Dataset records on visual material
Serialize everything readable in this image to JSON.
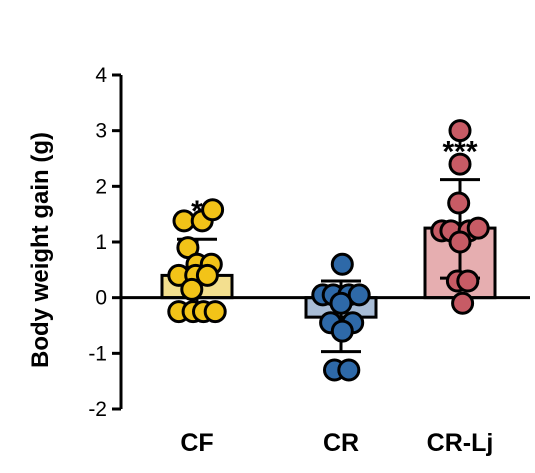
{
  "chart_data": {
    "type": "bar",
    "title": "",
    "xlabel": "",
    "ylabel": "Body weight gain (g)",
    "ylim": [
      -2,
      4
    ],
    "yticks": [
      -2,
      -1,
      0,
      1,
      2,
      3,
      4
    ],
    "ytick_labels": [
      "-2",
      "-1",
      "0",
      "1",
      "2",
      "3",
      "4"
    ],
    "grid": false,
    "legend": "none",
    "categories": [
      "CF",
      "CR",
      "CR-Lj"
    ],
    "values": [
      0.4,
      -0.35,
      1.25
    ],
    "error": [
      {
        "low": -0.25,
        "high": 1.05
      },
      {
        "low": -0.97,
        "high": 0.3
      },
      {
        "low": 0.35,
        "high": 2.12
      }
    ],
    "significance": [
      "*",
      "",
      "***"
    ],
    "bar_colors": [
      "#f3df8f",
      "#a9bdd6",
      "#e6aeb0"
    ],
    "point_colors": [
      "#f2c318",
      "#2e69a8",
      "#c75b65"
    ],
    "points": [
      [
        {
          "dx": -0.5,
          "y": 1.38
        },
        {
          "dx": 0.2,
          "y": 1.38
        },
        {
          "dx": 0.6,
          "y": 1.58
        },
        {
          "dx": -0.35,
          "y": 0.9
        },
        {
          "dx": 0.0,
          "y": 0.6
        },
        {
          "dx": 0.55,
          "y": 0.6
        },
        {
          "dx": -0.7,
          "y": 0.4
        },
        {
          "dx": -0.05,
          "y": 0.4
        },
        {
          "dx": 0.4,
          "y": 0.4
        },
        {
          "dx": -0.2,
          "y": 0.15
        },
        {
          "dx": -0.7,
          "y": -0.25
        },
        {
          "dx": -0.15,
          "y": -0.25
        },
        {
          "dx": 0.25,
          "y": -0.25
        },
        {
          "dx": 0.7,
          "y": -0.25
        }
      ],
      [
        {
          "dx": 0.05,
          "y": 0.6
        },
        {
          "dx": -0.7,
          "y": 0.05
        },
        {
          "dx": -0.3,
          "y": 0.05
        },
        {
          "dx": 0.3,
          "y": 0.05
        },
        {
          "dx": 0.7,
          "y": 0.05
        },
        {
          "dx": 0.0,
          "y": -0.1
        },
        {
          "dx": -0.4,
          "y": -0.45
        },
        {
          "dx": 0.45,
          "y": -0.45
        },
        {
          "dx": 0.05,
          "y": -0.6
        },
        {
          "dx": -0.25,
          "y": -1.3
        },
        {
          "dx": 0.3,
          "y": -1.3
        }
      ],
      [
        {
          "dx": 0.0,
          "y": 3.0
        },
        {
          "dx": 0.0,
          "y": 2.4
        },
        {
          "dx": -0.05,
          "y": 1.7
        },
        {
          "dx": -0.7,
          "y": 1.2
        },
        {
          "dx": -0.35,
          "y": 1.2
        },
        {
          "dx": 0.35,
          "y": 1.2
        },
        {
          "dx": 0.7,
          "y": 1.25
        },
        {
          "dx": 0.0,
          "y": 1.0
        },
        {
          "dx": -0.1,
          "y": 0.3
        },
        {
          "dx": 0.3,
          "y": 0.3
        },
        {
          "dx": 0.1,
          "y": -0.1
        }
      ]
    ]
  }
}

Request – Copy every line above word for word and exclude the pictures.

Written answer –
Serialize everything readable in this image to JSON.
{
  "chart_data": {
    "type": "bar",
    "title": "",
    "xlabel": "",
    "ylabel": "Body weight gain (g)",
    "ylim": [
      -2,
      4
    ],
    "yticks": [
      -2,
      -1,
      0,
      1,
      2,
      3,
      4
    ],
    "ytick_labels": [
      "-2",
      "-1",
      "0",
      "1",
      "2",
      "3",
      "4"
    ],
    "grid": false,
    "legend": "none",
    "categories": [
      "CF",
      "CR",
      "CR-Lj"
    ],
    "values": [
      0.4,
      -0.35,
      1.25
    ],
    "error": [
      {
        "low": -0.25,
        "high": 1.05
      },
      {
        "low": -0.97,
        "high": 0.3
      },
      {
        "low": 0.35,
        "high": 2.12
      }
    ],
    "significance": [
      "*",
      "",
      "***"
    ],
    "bar_colors": [
      "#f3df8f",
      "#a9bdd6",
      "#e6aeb0"
    ],
    "point_colors": [
      "#f2c318",
      "#2e69a8",
      "#c75b65"
    ],
    "points": [
      [
        {
          "dx": -0.5,
          "y": 1.38
        },
        {
          "dx": 0.2,
          "y": 1.38
        },
        {
          "dx": 0.6,
          "y": 1.58
        },
        {
          "dx": -0.35,
          "y": 0.9
        },
        {
          "dx": 0.0,
          "y": 0.6
        },
        {
          "dx": 0.55,
          "y": 0.6
        },
        {
          "dx": -0.7,
          "y": 0.4
        },
        {
          "dx": -0.05,
          "y": 0.4
        },
        {
          "dx": 0.4,
          "y": 0.4
        },
        {
          "dx": -0.2,
          "y": 0.15
        },
        {
          "dx": -0.7,
          "y": -0.25
        },
        {
          "dx": -0.15,
          "y": -0.25
        },
        {
          "dx": 0.25,
          "y": -0.25
        },
        {
          "dx": 0.7,
          "y": -0.25
        }
      ],
      [
        {
          "dx": 0.05,
          "y": 0.6
        },
        {
          "dx": -0.7,
          "y": 0.05
        },
        {
          "dx": -0.3,
          "y": 0.05
        },
        {
          "dx": 0.3,
          "y": 0.05
        },
        {
          "dx": 0.7,
          "y": 0.05
        },
        {
          "dx": 0.0,
          "y": -0.1
        },
        {
          "dx": -0.4,
          "y": -0.45
        },
        {
          "dx": 0.45,
          "y": -0.45
        },
        {
          "dx": 0.05,
          "y": -0.6
        },
        {
          "dx": -0.25,
          "y": -1.3
        },
        {
          "dx": 0.3,
          "y": -1.3
        }
      ],
      [
        {
          "dx": 0.0,
          "y": 3.0
        },
        {
          "dx": 0.0,
          "y": 2.4
        },
        {
          "dx": -0.05,
          "y": 1.7
        },
        {
          "dx": -0.7,
          "y": 1.2
        },
        {
          "dx": -0.35,
          "y": 1.2
        },
        {
          "dx": 0.35,
          "y": 1.2
        },
        {
          "dx": 0.7,
          "y": 1.25
        },
        {
          "dx": 0.0,
          "y": 1.0
        },
        {
          "dx": -0.1,
          "y": 0.3
        },
        {
          "dx": 0.3,
          "y": 0.3
        },
        {
          "dx": 0.1,
          "y": -0.1
        }
      ]
    ]
  }
}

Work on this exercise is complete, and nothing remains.